▶ **Given exercise**: Find the number of lines in these records where the word "Установить" appears. Reply with that number and nothing more.
*** Supplied material
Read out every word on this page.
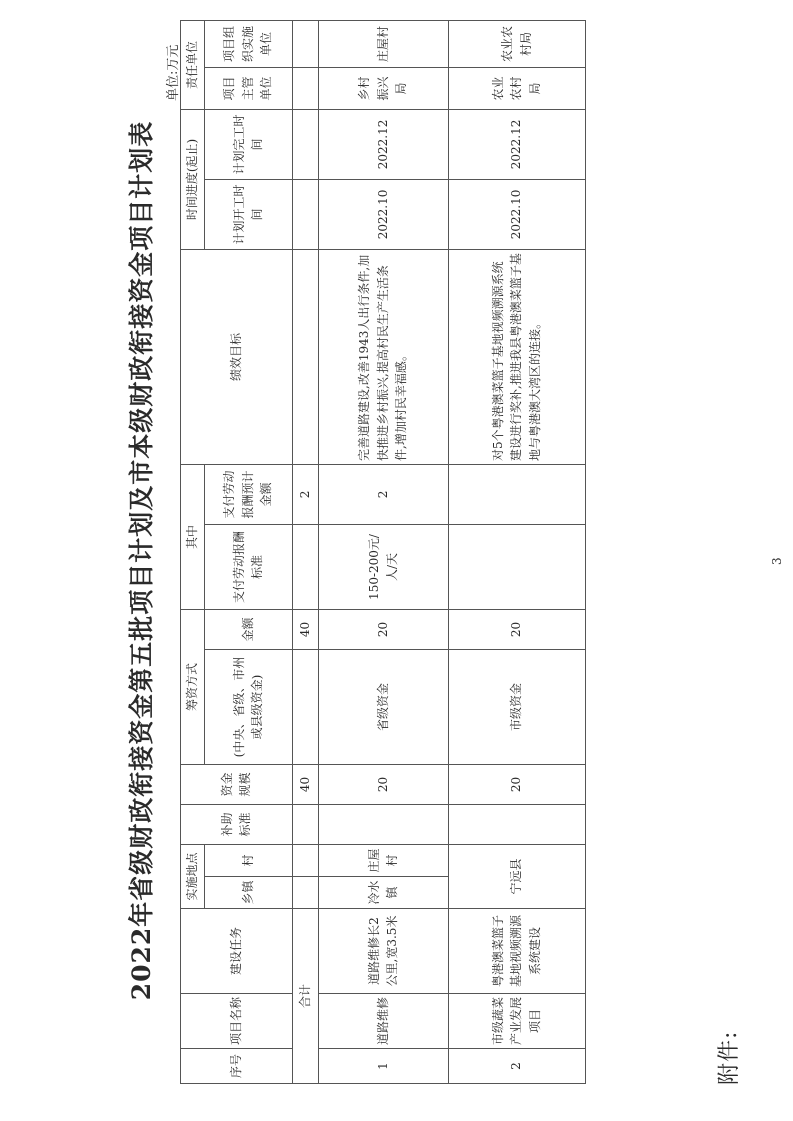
附件:
2022年省级财政衔接资金第五批项目计划及市本级财政衔接资金项目计划表
单位:万元
序号	项目名称	建设任务	实施地点		补助标准	资金规模	筹资方式		其中		绩效目标	时间进度(起止)		责任单位	
			乡镇	村			(中央、省级、市州或县级资金)	金额	支付劳动报酬标准	支付劳动报酬预计金额		计划开工时间	计划完工时间	项目主管单位	项目组织实施单位

合计						40		40		2					
1	道路维修	道路维修长2公里,宽3.5米	冷水镇	庄屋村		20	省级资金	20	150-200元/人/天	2	完善道路建设,改善1943人出行条件,加快推进乡村振兴,提高村民生产生活条件,增加村民幸福感。	2022.10	2022.12	乡村振兴局	庄屋村
2	市级蔬菜产业发展项目	粤港澳菜篮子基地视频溯源系统建设	宁远县			20	市级资金	20			对5个粤港澳菜篮子基地视频溯源系统建设进行奖补,推进我县粤港澳菜篮子基地与粤港澳大湾区的连接。	2022.10	2022.12	农业农村局	农业农村局
3
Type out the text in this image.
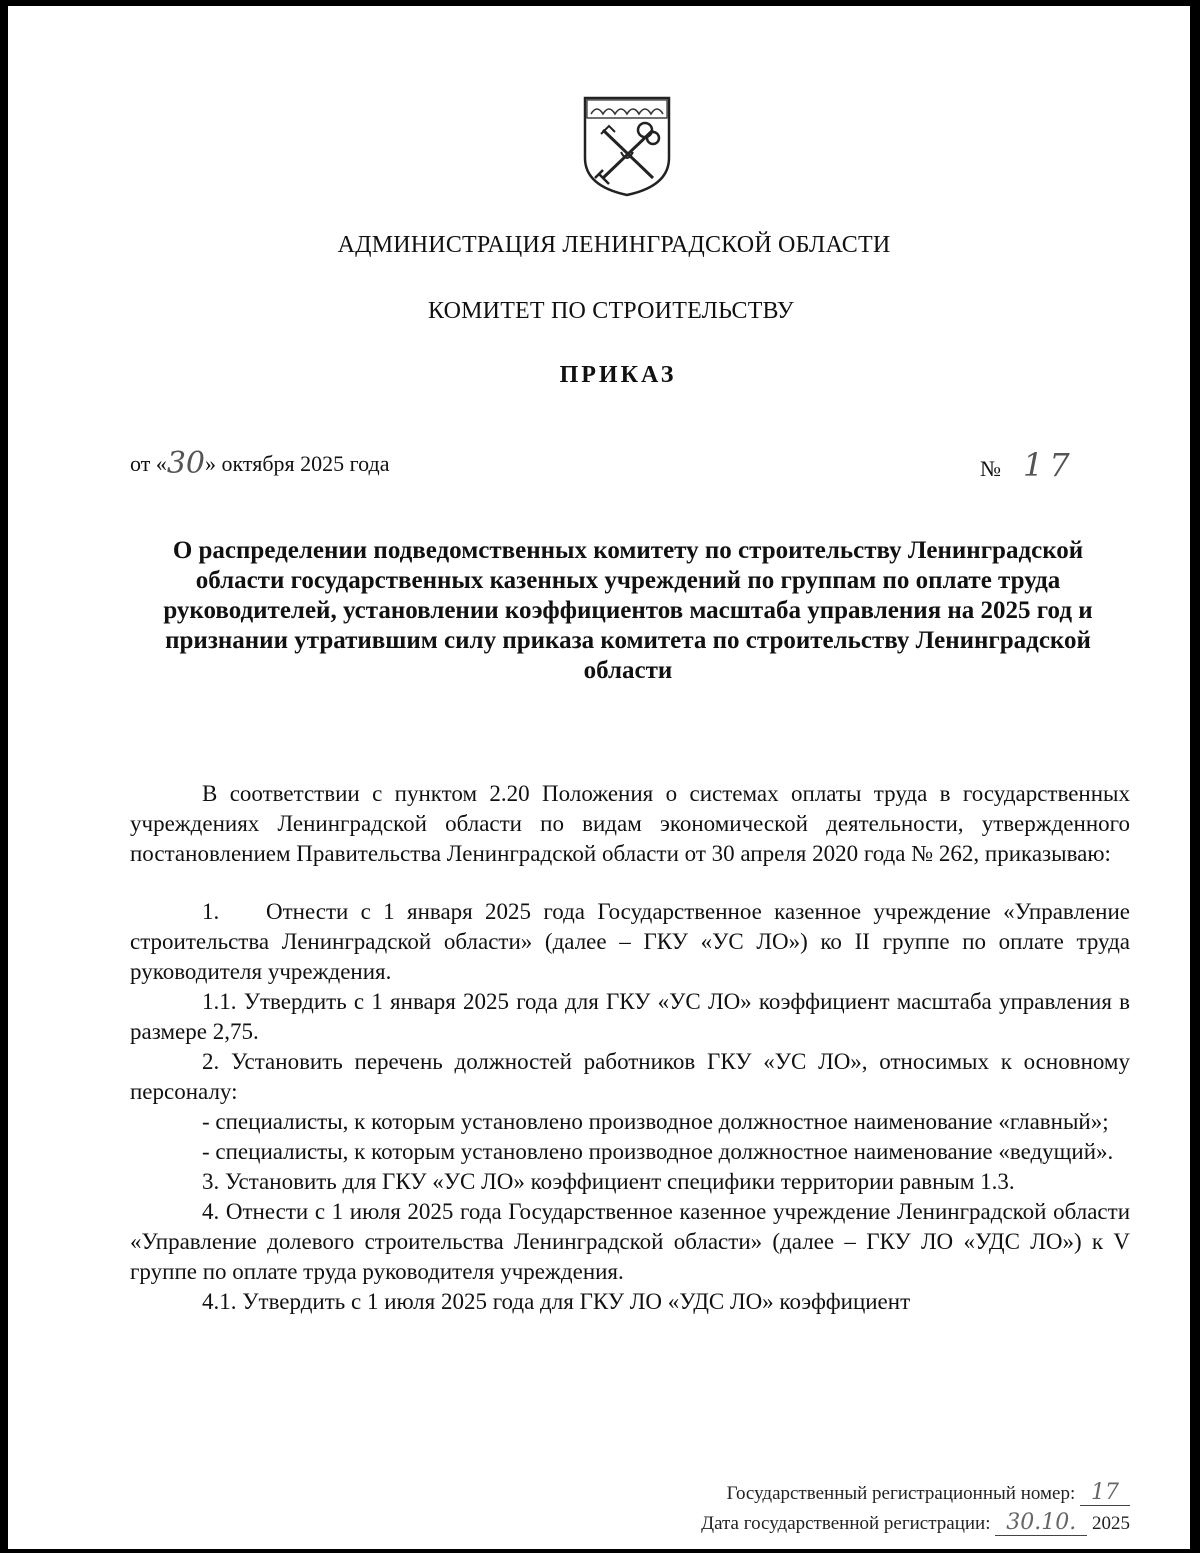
АДМИНИСТРАЦИЯ ЛЕНИНГРАДСКОЙ ОБЛАСТИ
КОМИТЕТ ПО СТРОИТЕЛЬСТВУ
ПРИКАЗ
от «30» октября 2025 года	№ 17
О распределении подведомственных комитету по строительству Ленинградской области государственных казенных учреждений по группам по оплате труда руководителей, установлении коэффициентов масштаба управления на 2025 год и признании утратившим силу приказа комитета по строительству Ленинградской области

В соответствии с пунктом 2.20 Положения о системах оплаты труда в государственных учреждениях Ленинградской области по видам экономической деятельности, утвержденного постановлением Правительства Ленинградской области от 30 апреля 2020 года № 262, приказываю:

1. Отнести с 1 января 2025 года Государственное казенное учреждение «Управление строительства Ленинградской области» (далее – ГКУ «УС ЛО») ко II группе по оплате труда руководителя учреждения.

1.1. Утвердить с 1 января 2025 года для ГКУ «УС ЛО» коэффициент масштаба управления в размере 2,75.

2. Установить перечень должностей работников ГКУ «УС ЛО», относимых к основному персоналу:

- специалисты, к которым установлено производное должностное наименование «главный»;

- специалисты, к которым установлено производное должностное наименование «ведущий».

3. Установить для ГКУ «УС ЛО» коэффициент специфики территории равным 1.3.

4. Отнести с 1 июля 2025 года Государственное казенное учреждение Ленинградской области «Управление долевого строительства Ленинградской области» (далее – ГКУ ЛО «УДС ЛО») к V группе по оплате труда руководителя учреждения.

4.1. Утвердить с 1 июля 2025 года для ГКУ ЛО «УДС ЛО» коэффициент

Государственный регистрационный номер: 17
Дата государственной регистрации: 30.10. 2025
******
▶ **Output below**: 2